Each line that holds the word "members" counts once; report how many lines do so and nothing else.

━━━━━━━━

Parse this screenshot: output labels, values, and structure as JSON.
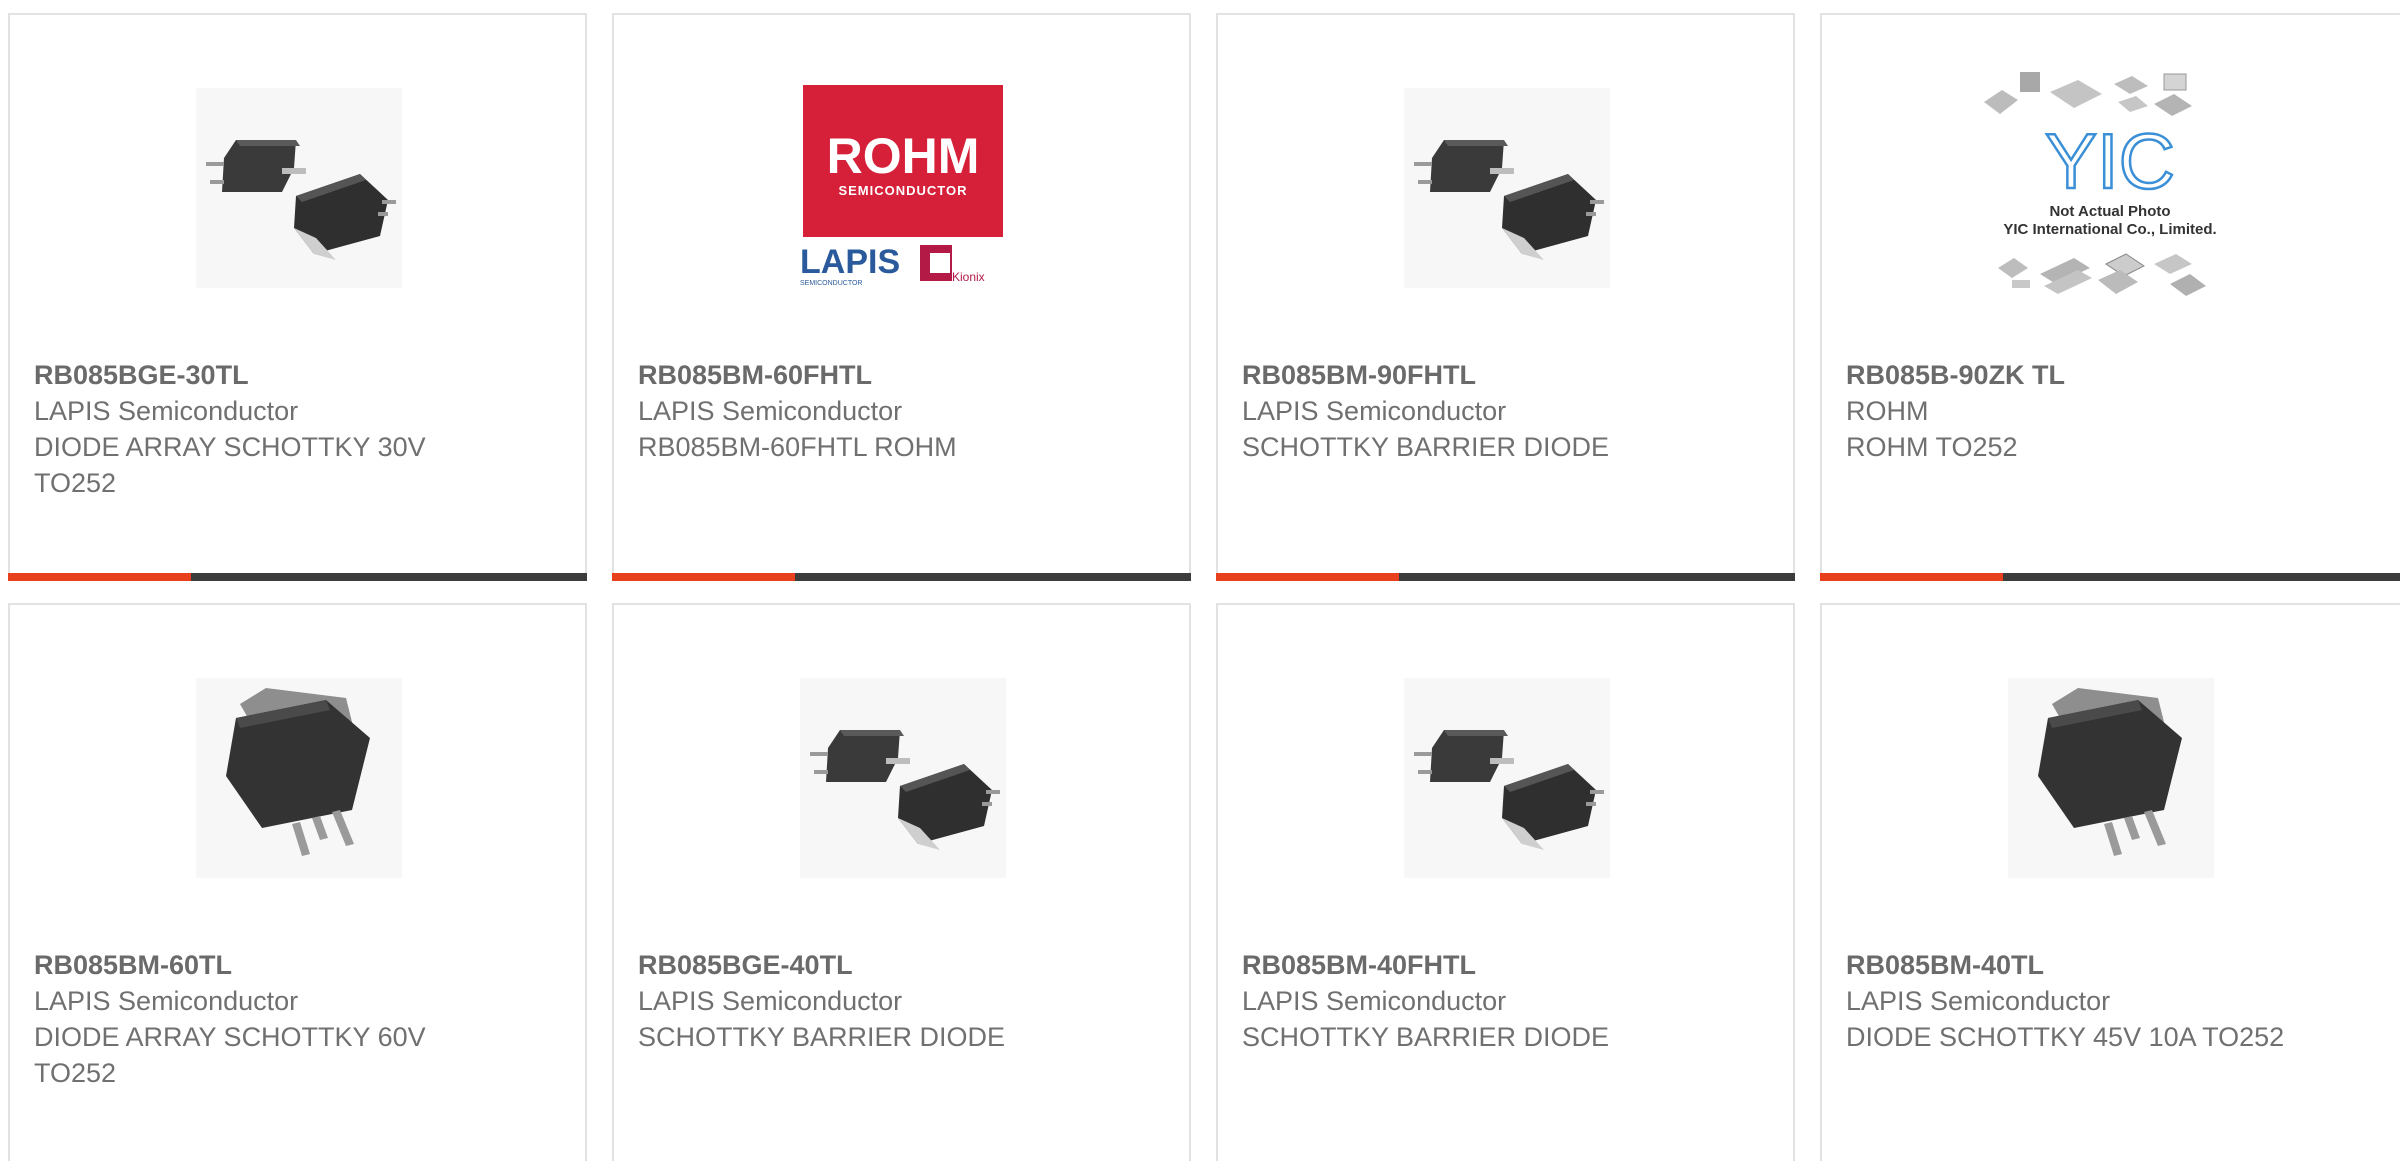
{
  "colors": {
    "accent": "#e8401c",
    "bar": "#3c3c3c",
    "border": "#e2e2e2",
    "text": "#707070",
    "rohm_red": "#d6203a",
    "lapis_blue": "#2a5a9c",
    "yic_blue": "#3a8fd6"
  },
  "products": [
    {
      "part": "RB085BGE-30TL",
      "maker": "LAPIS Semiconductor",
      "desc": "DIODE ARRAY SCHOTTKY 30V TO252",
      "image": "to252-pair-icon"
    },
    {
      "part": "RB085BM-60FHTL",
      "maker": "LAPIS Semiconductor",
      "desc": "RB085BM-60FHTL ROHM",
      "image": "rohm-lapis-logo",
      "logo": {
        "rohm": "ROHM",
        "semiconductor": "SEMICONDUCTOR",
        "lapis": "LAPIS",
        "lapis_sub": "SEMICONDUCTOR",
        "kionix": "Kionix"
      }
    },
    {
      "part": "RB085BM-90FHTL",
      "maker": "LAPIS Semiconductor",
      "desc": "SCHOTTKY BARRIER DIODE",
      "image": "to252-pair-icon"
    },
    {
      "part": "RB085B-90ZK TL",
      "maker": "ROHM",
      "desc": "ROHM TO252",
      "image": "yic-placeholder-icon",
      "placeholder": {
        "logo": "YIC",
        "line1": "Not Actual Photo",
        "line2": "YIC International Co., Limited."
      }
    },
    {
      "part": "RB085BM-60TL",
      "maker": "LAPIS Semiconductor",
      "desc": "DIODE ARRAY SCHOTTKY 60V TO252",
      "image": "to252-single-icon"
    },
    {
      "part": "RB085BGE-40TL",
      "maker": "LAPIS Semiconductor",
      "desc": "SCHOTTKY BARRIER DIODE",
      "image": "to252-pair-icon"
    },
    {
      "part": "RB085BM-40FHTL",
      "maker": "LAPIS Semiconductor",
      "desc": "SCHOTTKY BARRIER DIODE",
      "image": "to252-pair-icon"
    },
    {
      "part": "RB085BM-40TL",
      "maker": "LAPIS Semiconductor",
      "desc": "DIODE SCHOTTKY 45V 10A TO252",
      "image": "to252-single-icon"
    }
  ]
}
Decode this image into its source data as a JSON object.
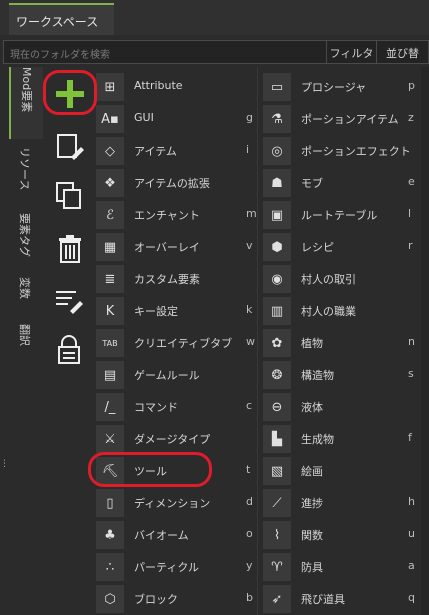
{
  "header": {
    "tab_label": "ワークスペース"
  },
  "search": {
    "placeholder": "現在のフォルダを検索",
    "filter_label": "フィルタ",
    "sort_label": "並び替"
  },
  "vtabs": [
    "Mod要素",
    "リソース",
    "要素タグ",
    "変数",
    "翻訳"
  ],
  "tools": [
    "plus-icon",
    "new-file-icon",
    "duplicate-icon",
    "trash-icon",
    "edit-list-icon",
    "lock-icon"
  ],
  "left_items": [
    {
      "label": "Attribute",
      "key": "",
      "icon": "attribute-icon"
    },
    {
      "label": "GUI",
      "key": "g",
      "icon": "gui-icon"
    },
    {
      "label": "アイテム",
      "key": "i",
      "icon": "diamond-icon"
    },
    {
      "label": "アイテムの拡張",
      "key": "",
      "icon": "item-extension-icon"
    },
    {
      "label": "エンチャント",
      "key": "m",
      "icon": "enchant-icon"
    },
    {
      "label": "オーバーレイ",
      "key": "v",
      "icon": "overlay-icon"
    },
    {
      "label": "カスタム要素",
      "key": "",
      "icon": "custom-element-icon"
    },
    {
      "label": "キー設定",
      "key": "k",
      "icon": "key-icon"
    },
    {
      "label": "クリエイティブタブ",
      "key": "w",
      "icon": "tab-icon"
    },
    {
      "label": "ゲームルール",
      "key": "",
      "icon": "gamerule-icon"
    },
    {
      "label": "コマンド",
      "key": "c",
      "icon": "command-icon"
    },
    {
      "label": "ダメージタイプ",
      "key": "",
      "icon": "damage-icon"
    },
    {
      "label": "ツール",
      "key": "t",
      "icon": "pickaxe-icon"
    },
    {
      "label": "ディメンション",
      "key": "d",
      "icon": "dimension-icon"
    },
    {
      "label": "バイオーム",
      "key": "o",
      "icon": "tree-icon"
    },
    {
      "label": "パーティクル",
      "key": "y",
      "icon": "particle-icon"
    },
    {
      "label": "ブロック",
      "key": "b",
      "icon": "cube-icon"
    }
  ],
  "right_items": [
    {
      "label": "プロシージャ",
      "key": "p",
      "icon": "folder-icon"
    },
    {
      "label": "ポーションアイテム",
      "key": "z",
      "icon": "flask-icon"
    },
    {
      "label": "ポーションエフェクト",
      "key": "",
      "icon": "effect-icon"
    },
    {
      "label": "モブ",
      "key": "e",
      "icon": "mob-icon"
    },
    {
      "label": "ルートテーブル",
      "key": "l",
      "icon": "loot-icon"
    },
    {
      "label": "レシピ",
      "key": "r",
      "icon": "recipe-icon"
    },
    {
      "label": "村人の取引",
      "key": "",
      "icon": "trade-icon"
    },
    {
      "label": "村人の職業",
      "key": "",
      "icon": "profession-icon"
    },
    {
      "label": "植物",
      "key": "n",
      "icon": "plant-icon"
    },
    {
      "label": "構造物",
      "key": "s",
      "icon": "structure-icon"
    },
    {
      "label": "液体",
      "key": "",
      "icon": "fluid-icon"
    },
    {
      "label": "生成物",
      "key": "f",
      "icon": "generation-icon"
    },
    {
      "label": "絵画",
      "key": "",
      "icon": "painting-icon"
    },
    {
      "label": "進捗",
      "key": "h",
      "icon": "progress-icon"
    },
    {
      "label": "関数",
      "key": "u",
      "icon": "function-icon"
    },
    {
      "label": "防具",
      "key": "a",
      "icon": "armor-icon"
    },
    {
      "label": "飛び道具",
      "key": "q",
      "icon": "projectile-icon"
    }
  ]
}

━━━━━━━━

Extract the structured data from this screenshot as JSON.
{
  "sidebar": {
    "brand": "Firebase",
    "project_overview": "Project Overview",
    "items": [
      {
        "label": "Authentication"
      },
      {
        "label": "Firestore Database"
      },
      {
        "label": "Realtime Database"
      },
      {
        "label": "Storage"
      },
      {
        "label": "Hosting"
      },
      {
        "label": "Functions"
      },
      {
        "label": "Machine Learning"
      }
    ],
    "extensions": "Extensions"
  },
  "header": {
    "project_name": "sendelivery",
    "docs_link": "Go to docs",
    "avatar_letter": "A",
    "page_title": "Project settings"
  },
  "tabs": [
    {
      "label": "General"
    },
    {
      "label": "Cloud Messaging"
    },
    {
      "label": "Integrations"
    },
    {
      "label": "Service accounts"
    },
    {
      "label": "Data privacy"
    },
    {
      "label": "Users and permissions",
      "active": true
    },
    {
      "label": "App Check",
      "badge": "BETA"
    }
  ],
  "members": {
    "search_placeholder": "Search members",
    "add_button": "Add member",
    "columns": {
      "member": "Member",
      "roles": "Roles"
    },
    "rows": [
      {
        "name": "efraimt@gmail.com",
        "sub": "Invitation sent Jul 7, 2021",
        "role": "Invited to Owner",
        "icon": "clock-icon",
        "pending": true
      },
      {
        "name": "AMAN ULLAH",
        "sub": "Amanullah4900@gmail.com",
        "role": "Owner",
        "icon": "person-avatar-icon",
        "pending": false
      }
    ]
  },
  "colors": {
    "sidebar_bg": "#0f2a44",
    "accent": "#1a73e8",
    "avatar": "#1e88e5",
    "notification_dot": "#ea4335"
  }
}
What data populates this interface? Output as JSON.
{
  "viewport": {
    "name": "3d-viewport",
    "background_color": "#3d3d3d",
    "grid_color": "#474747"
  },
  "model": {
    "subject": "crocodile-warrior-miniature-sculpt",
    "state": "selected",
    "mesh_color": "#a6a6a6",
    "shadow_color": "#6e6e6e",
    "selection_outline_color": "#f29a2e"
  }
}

━━━━━━━━

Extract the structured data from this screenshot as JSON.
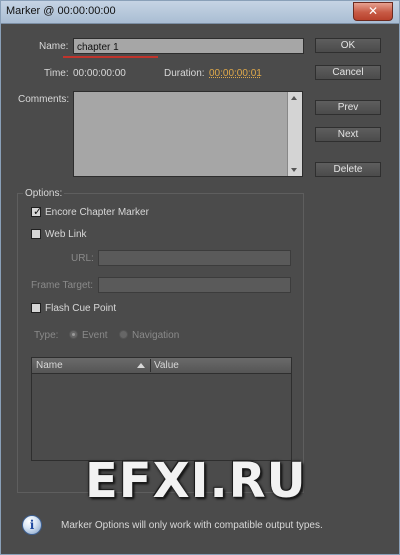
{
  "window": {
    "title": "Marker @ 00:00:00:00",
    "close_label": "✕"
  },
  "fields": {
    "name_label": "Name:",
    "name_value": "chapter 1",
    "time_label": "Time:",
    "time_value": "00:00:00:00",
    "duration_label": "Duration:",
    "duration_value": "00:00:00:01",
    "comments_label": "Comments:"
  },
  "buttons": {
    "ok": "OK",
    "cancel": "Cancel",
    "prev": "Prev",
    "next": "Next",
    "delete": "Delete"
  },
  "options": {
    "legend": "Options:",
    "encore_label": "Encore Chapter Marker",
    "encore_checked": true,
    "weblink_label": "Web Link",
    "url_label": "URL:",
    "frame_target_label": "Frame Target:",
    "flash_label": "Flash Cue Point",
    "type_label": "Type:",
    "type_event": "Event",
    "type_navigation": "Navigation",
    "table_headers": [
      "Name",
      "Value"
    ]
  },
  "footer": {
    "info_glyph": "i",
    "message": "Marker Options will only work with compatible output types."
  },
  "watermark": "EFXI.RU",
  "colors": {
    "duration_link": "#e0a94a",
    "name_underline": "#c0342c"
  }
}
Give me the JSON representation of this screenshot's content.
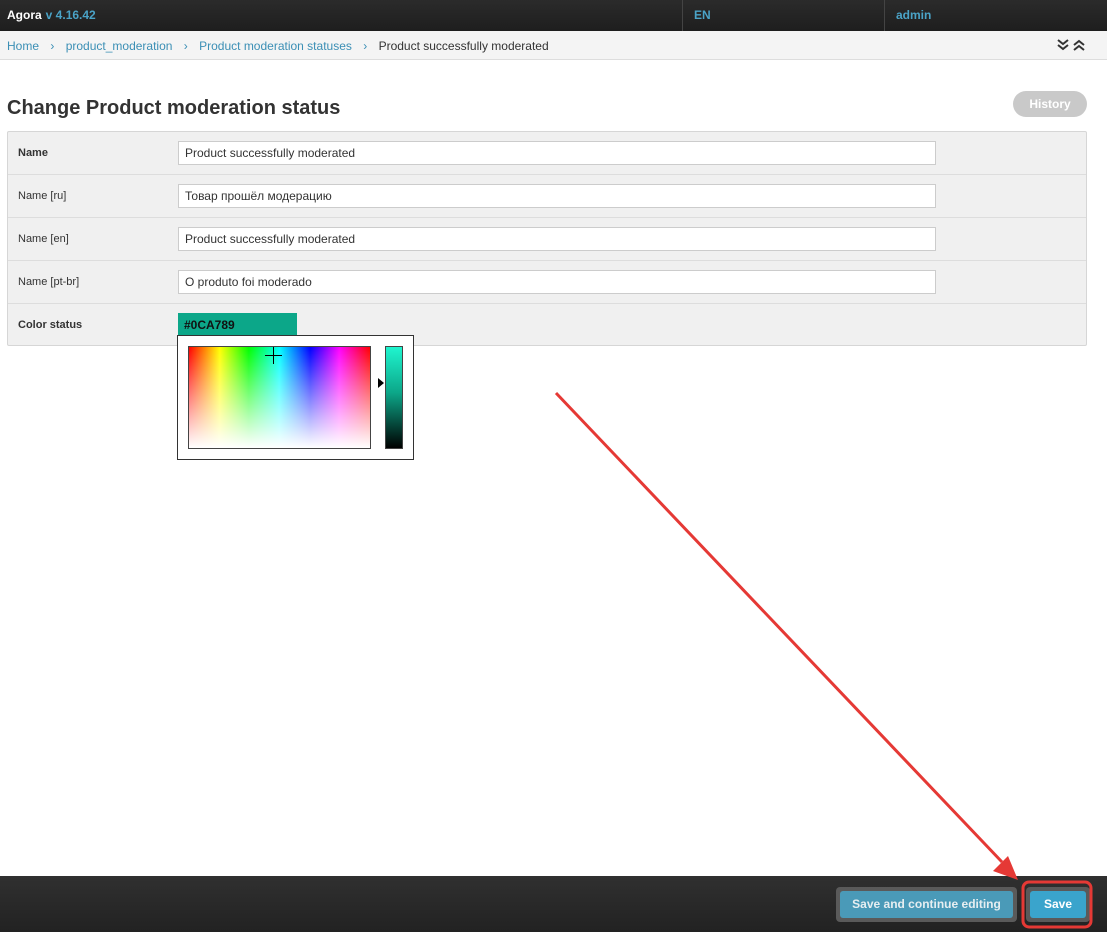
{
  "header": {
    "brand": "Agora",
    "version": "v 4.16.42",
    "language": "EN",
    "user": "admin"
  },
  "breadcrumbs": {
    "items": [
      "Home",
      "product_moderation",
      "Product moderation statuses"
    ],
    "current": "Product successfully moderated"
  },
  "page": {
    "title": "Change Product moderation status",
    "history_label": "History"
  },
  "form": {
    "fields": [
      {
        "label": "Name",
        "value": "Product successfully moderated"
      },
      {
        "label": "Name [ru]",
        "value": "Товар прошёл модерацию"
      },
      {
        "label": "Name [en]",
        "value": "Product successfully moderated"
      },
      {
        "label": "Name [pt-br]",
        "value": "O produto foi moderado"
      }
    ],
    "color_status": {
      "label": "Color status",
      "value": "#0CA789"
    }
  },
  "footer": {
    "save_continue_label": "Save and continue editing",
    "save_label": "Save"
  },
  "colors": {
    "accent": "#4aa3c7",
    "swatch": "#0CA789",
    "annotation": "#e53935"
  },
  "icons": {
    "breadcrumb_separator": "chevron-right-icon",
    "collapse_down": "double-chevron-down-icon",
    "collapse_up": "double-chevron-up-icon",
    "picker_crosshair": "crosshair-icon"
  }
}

━━━━━━━━

TASK SOLUTION: 2